WHAT YOU SHOULD DO:
Find all the lines with "指数涨幅介于" and gather them.

#####

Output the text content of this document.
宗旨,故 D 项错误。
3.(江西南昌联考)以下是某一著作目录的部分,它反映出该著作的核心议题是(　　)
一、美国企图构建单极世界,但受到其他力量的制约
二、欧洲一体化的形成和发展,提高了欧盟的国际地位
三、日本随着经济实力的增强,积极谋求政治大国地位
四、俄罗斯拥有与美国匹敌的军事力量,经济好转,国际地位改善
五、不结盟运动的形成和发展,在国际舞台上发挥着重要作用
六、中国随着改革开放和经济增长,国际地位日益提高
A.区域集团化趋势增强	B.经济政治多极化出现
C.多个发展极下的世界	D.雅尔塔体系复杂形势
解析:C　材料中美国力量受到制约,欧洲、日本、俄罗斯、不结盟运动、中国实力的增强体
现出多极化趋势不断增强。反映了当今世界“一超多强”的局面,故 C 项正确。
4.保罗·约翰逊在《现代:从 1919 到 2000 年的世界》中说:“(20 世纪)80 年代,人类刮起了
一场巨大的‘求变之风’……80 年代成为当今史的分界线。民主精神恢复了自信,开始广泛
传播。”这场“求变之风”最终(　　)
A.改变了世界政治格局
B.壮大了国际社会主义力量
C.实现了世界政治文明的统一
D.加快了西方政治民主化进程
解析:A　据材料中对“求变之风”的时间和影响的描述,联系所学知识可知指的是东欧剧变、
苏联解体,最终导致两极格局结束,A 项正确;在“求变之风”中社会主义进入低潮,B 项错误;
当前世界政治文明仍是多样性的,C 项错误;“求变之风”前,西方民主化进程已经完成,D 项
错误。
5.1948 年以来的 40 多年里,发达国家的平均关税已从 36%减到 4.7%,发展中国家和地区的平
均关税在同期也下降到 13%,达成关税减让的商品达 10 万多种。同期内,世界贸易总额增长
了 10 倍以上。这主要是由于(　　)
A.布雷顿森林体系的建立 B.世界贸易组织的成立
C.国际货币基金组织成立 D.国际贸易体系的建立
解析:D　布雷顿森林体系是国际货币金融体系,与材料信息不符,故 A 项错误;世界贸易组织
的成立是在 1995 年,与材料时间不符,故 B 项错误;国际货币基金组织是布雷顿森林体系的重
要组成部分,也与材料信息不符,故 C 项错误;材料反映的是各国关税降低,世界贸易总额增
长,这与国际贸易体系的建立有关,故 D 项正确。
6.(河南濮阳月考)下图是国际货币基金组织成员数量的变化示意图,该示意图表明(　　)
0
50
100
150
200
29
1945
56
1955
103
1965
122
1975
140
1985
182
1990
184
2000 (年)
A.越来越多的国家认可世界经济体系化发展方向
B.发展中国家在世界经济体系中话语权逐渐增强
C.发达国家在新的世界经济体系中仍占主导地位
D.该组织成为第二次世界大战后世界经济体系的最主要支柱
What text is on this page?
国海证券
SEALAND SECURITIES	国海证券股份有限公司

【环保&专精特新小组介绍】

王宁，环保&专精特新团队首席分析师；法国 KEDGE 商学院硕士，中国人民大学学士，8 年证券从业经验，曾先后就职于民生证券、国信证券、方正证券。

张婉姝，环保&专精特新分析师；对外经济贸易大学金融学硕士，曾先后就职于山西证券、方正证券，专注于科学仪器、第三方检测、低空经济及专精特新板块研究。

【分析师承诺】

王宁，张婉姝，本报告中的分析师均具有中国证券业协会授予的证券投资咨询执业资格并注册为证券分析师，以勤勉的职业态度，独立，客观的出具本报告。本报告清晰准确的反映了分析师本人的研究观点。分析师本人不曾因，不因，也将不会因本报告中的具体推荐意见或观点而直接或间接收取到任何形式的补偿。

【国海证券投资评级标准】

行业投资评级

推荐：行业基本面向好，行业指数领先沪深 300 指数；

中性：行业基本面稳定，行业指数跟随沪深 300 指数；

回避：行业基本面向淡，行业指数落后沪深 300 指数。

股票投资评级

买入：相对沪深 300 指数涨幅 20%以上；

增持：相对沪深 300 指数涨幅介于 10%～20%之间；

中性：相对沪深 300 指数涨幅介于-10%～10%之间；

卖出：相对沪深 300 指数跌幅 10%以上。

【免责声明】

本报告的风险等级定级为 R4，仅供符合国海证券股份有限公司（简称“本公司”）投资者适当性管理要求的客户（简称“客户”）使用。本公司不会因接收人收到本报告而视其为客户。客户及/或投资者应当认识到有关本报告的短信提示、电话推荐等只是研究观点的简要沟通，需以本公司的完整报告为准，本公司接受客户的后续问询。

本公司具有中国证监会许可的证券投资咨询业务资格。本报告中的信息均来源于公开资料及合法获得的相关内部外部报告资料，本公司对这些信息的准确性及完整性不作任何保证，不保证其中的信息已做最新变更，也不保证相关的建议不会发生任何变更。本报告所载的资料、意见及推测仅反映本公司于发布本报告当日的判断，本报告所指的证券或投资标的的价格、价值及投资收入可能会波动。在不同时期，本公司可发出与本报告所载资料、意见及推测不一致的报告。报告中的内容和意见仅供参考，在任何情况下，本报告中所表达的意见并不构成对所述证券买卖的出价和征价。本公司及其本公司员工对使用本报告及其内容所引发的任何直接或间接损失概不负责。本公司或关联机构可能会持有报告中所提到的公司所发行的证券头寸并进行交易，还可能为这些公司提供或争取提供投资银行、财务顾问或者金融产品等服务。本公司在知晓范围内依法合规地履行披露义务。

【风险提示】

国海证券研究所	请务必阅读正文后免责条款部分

#####

ANSWER TO THE PROBLEM:
增持：相对沪深 300 指数涨幅介于 10%～20%之间；
中性：相对沪深 300 指数涨幅介于-10%～10%之间；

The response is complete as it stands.